(Dataset entries)
§ §

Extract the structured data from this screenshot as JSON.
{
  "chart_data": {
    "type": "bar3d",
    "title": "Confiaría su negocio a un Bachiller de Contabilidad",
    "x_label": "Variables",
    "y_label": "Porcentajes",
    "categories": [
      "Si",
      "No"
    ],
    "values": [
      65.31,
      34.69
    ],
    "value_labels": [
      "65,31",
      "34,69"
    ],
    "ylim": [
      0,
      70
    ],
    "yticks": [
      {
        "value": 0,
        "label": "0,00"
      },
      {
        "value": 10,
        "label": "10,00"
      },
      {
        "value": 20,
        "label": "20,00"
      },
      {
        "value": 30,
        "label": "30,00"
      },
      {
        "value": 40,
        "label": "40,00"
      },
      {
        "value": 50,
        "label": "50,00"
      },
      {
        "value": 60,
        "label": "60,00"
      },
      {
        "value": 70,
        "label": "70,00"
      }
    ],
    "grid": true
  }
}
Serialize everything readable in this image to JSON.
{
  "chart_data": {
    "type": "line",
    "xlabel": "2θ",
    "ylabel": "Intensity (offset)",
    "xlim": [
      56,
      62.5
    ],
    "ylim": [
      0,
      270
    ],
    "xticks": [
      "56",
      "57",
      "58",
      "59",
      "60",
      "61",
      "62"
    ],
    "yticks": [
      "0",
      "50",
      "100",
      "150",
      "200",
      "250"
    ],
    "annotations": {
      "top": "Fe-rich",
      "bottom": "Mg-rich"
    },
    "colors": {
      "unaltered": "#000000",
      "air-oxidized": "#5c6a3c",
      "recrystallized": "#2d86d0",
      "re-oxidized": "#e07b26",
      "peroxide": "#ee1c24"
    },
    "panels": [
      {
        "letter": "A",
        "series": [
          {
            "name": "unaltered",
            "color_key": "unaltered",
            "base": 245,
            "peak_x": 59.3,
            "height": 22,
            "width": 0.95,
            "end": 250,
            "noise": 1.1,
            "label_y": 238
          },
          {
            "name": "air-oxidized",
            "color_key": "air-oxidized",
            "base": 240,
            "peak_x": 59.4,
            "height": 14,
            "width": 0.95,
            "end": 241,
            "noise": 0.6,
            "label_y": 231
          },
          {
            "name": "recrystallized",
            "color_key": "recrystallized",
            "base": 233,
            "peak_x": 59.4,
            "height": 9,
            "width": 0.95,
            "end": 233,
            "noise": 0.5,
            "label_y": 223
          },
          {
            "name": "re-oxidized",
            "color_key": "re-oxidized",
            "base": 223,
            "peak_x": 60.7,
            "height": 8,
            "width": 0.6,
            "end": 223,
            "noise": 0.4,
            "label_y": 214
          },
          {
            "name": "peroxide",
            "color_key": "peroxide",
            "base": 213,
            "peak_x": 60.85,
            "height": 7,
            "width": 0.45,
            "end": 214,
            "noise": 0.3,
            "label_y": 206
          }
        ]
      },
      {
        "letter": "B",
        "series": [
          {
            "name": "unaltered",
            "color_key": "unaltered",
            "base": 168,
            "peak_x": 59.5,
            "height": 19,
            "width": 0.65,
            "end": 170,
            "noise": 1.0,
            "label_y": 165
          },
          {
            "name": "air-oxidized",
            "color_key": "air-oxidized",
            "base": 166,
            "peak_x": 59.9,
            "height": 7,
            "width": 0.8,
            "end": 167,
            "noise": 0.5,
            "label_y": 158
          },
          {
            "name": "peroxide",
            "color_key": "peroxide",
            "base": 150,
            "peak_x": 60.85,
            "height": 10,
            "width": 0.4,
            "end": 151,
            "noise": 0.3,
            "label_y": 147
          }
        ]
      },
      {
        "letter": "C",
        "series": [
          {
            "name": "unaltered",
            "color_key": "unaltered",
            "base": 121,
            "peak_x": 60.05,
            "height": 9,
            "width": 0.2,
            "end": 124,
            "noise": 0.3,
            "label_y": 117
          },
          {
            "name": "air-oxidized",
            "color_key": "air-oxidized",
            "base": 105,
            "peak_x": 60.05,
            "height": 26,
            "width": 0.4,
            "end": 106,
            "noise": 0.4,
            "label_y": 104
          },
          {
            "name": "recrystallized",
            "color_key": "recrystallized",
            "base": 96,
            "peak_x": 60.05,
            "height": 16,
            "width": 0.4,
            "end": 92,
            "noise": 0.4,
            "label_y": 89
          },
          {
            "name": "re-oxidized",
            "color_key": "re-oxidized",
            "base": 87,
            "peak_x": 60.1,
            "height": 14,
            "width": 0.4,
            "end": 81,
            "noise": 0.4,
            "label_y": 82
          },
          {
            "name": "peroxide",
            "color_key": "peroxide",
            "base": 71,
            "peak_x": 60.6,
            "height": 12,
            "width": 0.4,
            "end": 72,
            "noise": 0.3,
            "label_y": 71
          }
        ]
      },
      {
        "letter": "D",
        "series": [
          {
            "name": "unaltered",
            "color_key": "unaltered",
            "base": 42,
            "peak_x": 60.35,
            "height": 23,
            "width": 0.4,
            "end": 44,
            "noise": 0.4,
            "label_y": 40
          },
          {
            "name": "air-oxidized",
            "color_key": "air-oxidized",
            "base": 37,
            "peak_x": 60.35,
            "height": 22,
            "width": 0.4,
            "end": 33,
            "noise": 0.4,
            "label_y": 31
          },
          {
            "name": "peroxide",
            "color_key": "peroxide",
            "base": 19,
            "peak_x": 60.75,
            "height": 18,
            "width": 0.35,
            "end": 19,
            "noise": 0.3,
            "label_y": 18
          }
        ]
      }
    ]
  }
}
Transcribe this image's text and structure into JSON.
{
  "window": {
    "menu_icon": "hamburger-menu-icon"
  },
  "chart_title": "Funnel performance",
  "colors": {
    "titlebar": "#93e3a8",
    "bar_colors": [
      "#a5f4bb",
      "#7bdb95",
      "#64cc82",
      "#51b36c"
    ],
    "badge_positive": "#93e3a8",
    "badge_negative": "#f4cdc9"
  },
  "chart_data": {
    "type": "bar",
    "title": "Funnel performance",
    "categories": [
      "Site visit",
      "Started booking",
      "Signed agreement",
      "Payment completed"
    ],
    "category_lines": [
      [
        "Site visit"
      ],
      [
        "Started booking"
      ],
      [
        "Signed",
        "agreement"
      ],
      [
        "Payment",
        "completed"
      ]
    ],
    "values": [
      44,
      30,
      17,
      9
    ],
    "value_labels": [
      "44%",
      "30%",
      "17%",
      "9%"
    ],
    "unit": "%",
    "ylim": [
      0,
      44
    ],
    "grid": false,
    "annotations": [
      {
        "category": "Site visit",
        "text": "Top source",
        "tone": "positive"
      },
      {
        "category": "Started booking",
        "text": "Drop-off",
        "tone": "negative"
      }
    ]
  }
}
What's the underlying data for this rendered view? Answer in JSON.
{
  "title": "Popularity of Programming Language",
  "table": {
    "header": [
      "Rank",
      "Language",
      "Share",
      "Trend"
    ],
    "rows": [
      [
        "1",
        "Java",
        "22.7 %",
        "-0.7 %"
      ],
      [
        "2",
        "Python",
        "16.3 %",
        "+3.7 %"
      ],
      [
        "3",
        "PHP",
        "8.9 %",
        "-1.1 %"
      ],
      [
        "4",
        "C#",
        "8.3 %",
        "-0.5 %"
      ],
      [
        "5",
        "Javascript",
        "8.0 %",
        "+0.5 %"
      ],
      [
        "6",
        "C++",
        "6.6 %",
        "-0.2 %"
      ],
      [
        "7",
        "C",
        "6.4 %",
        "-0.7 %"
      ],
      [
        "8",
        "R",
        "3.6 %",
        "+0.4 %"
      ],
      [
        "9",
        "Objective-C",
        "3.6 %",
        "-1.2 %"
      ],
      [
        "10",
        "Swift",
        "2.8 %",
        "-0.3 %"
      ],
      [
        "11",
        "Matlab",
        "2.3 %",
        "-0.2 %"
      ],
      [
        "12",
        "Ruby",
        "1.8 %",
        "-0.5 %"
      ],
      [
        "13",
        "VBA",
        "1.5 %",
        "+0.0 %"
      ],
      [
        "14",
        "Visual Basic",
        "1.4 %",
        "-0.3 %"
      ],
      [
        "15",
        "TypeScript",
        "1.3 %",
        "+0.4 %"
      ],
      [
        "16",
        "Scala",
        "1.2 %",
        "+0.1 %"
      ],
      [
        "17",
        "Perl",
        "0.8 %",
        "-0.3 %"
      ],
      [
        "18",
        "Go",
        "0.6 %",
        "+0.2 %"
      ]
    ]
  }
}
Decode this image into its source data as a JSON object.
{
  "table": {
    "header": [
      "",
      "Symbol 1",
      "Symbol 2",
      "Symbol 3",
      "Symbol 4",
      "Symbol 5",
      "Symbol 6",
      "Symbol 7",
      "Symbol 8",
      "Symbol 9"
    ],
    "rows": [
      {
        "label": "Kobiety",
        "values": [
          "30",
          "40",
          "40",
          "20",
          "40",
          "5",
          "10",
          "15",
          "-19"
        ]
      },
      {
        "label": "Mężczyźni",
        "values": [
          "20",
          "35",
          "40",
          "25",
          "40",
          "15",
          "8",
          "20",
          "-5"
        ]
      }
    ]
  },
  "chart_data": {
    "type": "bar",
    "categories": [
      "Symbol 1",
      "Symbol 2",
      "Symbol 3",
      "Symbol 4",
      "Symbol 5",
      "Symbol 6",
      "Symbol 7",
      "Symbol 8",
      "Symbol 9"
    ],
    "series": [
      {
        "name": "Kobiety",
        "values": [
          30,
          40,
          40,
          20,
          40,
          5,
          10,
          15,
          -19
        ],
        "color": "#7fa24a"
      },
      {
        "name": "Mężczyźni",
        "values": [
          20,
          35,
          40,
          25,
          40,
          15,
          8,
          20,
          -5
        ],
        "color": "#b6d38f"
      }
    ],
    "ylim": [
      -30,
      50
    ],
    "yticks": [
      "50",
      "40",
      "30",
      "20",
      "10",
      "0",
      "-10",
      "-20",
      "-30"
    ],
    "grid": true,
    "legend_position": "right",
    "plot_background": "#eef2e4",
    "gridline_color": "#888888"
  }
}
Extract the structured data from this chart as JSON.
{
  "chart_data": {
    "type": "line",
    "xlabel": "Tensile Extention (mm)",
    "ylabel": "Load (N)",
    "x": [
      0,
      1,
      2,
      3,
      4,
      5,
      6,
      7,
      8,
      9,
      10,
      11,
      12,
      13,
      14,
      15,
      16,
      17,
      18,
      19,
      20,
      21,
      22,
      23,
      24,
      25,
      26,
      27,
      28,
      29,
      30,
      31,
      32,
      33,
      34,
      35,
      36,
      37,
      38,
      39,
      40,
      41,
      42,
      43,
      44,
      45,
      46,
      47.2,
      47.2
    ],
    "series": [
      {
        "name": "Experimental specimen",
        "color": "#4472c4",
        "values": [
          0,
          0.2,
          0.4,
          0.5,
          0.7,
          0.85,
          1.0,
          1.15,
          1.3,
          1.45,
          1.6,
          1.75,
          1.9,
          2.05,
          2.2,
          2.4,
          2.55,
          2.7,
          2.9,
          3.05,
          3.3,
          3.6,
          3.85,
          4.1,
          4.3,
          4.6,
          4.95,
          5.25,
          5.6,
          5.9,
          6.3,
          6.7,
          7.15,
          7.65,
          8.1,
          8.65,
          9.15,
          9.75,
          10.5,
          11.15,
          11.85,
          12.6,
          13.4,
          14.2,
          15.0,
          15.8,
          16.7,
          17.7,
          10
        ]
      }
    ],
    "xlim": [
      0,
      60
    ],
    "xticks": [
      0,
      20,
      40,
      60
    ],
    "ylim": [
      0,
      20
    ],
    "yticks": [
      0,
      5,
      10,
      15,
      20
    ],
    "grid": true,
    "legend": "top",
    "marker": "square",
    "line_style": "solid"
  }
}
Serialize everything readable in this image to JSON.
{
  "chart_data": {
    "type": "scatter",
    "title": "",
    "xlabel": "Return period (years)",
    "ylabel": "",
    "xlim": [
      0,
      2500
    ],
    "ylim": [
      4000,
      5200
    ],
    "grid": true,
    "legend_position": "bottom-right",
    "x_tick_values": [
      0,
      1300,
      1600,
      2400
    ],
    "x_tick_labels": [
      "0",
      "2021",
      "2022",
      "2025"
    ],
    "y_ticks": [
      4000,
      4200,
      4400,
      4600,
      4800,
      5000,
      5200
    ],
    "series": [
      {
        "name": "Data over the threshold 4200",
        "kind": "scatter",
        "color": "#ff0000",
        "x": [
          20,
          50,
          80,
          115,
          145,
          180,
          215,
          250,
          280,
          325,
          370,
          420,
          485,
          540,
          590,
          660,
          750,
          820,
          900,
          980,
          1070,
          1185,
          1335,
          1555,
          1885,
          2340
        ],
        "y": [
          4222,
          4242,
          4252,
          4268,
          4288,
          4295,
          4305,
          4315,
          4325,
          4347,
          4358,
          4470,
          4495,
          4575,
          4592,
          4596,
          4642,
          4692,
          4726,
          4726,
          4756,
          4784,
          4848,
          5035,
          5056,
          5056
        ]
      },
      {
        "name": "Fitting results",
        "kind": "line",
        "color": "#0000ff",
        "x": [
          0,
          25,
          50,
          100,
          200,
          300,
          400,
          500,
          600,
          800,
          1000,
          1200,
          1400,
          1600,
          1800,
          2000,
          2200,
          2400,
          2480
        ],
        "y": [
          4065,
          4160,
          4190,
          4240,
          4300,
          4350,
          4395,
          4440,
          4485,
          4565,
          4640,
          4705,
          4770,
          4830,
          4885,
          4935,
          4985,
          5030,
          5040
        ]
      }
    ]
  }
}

§ §

* AIM OF THE TASK
Show each line holding the word "text".

* RESULT OF THIS EXERCISE
Transcribe this image's text and structure into JSON.
        "text": "Top source",
        "text": "Drop-off",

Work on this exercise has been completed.